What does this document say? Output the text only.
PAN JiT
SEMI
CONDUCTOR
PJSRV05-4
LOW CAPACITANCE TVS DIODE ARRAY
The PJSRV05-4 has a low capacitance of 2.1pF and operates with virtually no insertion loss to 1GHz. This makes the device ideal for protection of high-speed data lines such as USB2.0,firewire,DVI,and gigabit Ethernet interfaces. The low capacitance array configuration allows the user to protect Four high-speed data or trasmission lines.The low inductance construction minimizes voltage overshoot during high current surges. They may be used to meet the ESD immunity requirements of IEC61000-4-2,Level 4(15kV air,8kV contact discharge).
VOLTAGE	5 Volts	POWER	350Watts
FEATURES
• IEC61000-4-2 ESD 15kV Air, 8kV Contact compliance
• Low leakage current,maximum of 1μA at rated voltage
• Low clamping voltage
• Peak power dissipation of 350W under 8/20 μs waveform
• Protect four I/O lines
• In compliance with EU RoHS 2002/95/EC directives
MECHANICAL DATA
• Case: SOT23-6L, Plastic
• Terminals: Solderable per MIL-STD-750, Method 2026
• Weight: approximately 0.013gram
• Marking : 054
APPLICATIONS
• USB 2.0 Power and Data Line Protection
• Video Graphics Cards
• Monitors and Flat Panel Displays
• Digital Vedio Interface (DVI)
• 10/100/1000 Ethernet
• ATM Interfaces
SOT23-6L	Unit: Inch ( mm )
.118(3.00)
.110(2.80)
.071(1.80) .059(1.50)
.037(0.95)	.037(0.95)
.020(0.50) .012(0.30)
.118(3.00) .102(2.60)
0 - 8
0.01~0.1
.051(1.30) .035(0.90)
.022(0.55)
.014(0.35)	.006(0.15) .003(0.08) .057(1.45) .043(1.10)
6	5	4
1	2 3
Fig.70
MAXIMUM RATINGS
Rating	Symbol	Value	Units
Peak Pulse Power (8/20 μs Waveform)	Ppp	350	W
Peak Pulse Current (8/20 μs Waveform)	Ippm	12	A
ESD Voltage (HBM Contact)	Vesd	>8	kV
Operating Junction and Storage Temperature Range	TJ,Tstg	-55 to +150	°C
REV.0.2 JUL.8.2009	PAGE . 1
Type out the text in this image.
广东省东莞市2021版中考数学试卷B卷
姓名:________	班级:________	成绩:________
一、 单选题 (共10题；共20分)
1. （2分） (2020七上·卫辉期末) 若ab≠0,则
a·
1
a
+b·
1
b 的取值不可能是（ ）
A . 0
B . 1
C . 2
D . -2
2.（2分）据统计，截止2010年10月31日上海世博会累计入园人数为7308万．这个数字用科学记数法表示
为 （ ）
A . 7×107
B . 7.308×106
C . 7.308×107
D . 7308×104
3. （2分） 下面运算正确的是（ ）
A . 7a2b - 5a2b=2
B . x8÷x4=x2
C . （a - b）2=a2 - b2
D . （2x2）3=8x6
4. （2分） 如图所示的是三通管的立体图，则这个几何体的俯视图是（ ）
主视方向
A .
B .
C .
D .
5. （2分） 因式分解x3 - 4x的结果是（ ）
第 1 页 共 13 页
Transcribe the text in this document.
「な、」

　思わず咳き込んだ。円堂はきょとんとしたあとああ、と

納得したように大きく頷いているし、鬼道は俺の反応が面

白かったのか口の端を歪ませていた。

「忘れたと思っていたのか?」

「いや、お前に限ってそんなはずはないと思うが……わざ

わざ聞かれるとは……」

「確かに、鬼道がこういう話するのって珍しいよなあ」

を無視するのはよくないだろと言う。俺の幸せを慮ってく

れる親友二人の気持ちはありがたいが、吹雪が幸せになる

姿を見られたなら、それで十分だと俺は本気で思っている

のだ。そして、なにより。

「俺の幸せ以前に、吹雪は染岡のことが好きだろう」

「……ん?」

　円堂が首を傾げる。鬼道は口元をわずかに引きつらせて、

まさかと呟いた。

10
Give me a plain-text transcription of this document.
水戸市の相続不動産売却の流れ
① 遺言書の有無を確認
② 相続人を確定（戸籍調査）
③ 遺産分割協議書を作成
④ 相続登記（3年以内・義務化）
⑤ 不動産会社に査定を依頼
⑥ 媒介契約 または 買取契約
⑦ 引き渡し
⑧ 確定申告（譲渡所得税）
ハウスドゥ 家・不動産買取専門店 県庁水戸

■ ■ ■ ■ ■ ■ ■

WHAT IS BEING ASKED. All lines from the one with "Give me a plain-text" through the final line above are to be quoted exactly; quote no other line.

WRITTEN SOLUTION.
Give me a plain-text transcription of this document.
水戸市の相続不動産売却の流れ
① 遺言書の有無を確認
② 相続人を確定（戸籍調査）
③ 遺産分割協議書を作成
④ 相続登記（3年以内・義務化）
⑤ 不動産会社に査定を依頼
⑥ 媒介契約 または 買取契約
⑦ 引き渡し
⑧ 確定申告（譲渡所得税）
ハウスドゥ 家・不動産買取専門店 県庁水戸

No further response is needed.